◆ WHAT TO WORK ON
Locate every line in the items below that contains the word "assembly", treating uppercase and lowercase letters as distinct, and copy each such line in full.

-- begin RECORDS SHOWN --

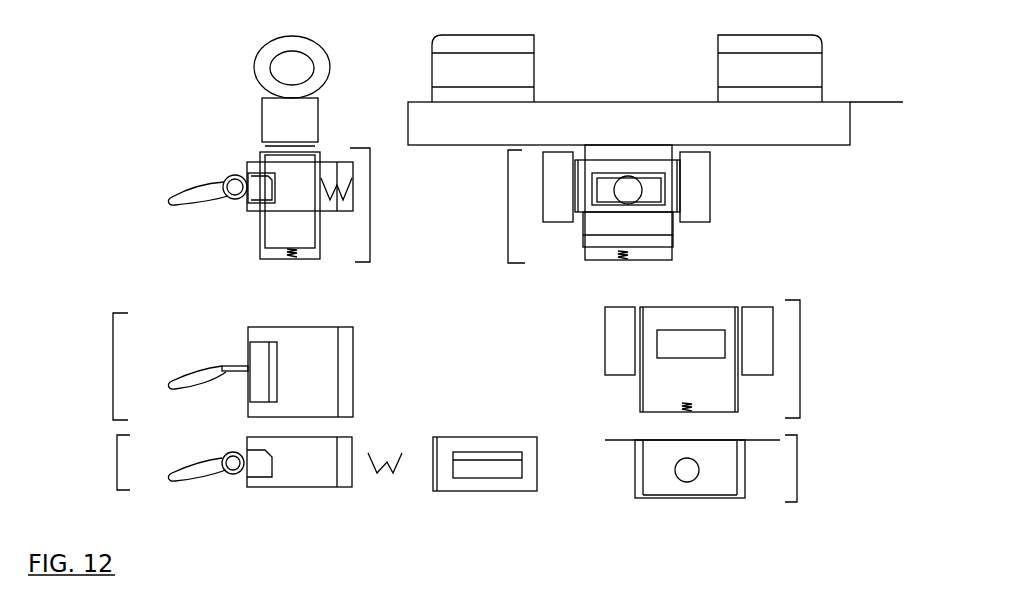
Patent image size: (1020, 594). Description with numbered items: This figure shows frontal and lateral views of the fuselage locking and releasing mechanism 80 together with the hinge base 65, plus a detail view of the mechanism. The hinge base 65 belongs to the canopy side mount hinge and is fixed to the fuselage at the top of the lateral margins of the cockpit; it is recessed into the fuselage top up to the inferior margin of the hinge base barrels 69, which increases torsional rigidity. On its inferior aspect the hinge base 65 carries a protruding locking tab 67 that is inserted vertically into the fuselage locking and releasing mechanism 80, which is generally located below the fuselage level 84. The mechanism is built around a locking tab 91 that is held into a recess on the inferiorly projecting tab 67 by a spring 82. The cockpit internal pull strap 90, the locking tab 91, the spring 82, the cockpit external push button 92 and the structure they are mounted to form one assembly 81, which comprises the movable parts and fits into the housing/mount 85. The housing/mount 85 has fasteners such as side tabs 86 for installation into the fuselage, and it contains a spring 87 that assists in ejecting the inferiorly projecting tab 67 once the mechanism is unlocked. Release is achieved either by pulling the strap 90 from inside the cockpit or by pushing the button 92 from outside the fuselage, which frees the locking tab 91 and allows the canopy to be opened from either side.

The hinge base 65 is at (278, 120).
The locking tab 67 is at (285, 230).
The hinge base barrels 69 is at (440, 47).
The fuselage locking and releasing mechanism 80 is at (370, 202).
The assembly 81 is at (238, 208).
The spring 82 is at (337, 185).
The fuselage level 84 is at (880, 102).
The fuselage locking and releasing mechanism housing/mount 85 is at (800, 342).
The side tabs 86 is at (620, 335).
The spring 87 is at (637, 255).
The pull strap 90 is at (195, 387).
The locking tab 91 is at (261, 355).
The push button 92 is at (344, 340).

-- end RECORDS SHOWN --

◆ SOLUTION FOR THIS PROBLEM
Patent image size: (1020, 594). Description with numbered items: This figure shows frontal and lateral views of the fuselage locking and releasing mechanism 80 together with the hinge base 65, plus a detail view of the mechanism. The hinge base 65 belongs to the canopy side mount hinge and is fixed to the fuselage at the top of the lateral margins of the cockpit; it is recessed into the fuselage top up to the inferior margin of the hinge base barrels 69, which increases torsional rigidity. On its inferior aspect the hinge base 65 carries a protruding locking tab 67 that is inserted vertically into the fuselage locking and releasing mechanism 80, which is generally located below the fuselage level 84. The mechanism is built around a locking tab 91 that is held into a recess on the inferiorly projecting tab 67 by a spring 82. The cockpit internal pull strap 90, the locking tab 91, the spring 82, the cockpit external push button 92 and the structure they are mounted to form one assembly 81, which comprises the movable parts and fits into the housing/mount 85. The housing/mount 85 has fasteners such as side tabs 86 for installation into the fuselage, and it contains a spring 87 that assists in ejecting the inferiorly projecting tab 67 once the mechanism is unlocked. Release is achieved either by pulling the strap 90 from inside the cockpit or by pushing the button 92 from outside the fuselage, which frees the locking tab 91 and allows the canopy to be opened from either side.
The assembly 81 is at (238, 208).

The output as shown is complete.